## Stated goal
Write out every line of the items below as one numbered list, omitting any blank lines.

· · · · ·

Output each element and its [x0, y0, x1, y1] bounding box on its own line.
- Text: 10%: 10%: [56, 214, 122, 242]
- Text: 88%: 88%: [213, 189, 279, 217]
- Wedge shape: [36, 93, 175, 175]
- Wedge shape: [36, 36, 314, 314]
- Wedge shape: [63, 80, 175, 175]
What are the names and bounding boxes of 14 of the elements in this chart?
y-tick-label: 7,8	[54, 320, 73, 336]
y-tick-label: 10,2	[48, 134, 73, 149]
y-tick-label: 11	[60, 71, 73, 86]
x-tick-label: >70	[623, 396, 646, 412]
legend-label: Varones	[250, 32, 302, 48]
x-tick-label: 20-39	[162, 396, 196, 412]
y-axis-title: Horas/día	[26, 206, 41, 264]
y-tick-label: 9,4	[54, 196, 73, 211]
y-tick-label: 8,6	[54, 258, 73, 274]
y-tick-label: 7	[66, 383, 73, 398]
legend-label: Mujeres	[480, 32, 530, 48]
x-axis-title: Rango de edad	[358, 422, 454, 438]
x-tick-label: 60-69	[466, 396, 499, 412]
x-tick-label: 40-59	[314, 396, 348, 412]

· · · · ·

## Correct answer
1. Output each element and its [x0, y0, x1, y1] bounding box on its own line.
2. - Text: 10%: 10%: [56, 214, 122, 242]
3. - Text: 88%: 88%: [213, 189, 279, 217]
4. - Wedge shape: [36, 93, 175, 175]
5. - Wedge shape: [36, 36, 314, 314]
6. - Wedge shape: [63, 80, 175, 175]
7. What are the names and bounding boxes of 14 of the elements in this chart?
8. y-tick-label: 7,8	[54, 320, 73, 336]
9. y-tick-label: 10,2	[48, 134, 73, 149]
10. y-tick-label: 11	[60, 71, 73, 86]
11. x-tick-label: >70	[623, 396, 646, 412]
12. legend-label: Varones	[250, 32, 302, 48]
13. x-tick-label: 20-39	[162, 396, 196, 412]
14. y-axis-title: Horas/día	[26, 206, 41, 264]
15. y-tick-label: 9,4	[54, 196, 73, 211]
16. y-tick-label: 8,6	[54, 258, 73, 274]
17. y-tick-label: 7	[66, 383, 73, 398]
18. legend-label: Mujeres	[480, 32, 530, 48]
19. x-axis-title: Rango de edad	[358, 422, 454, 438]
20. x-tick-label: 60-69	[466, 396, 499, 412]
21. x-tick-label: 40-59	[314, 396, 348, 412]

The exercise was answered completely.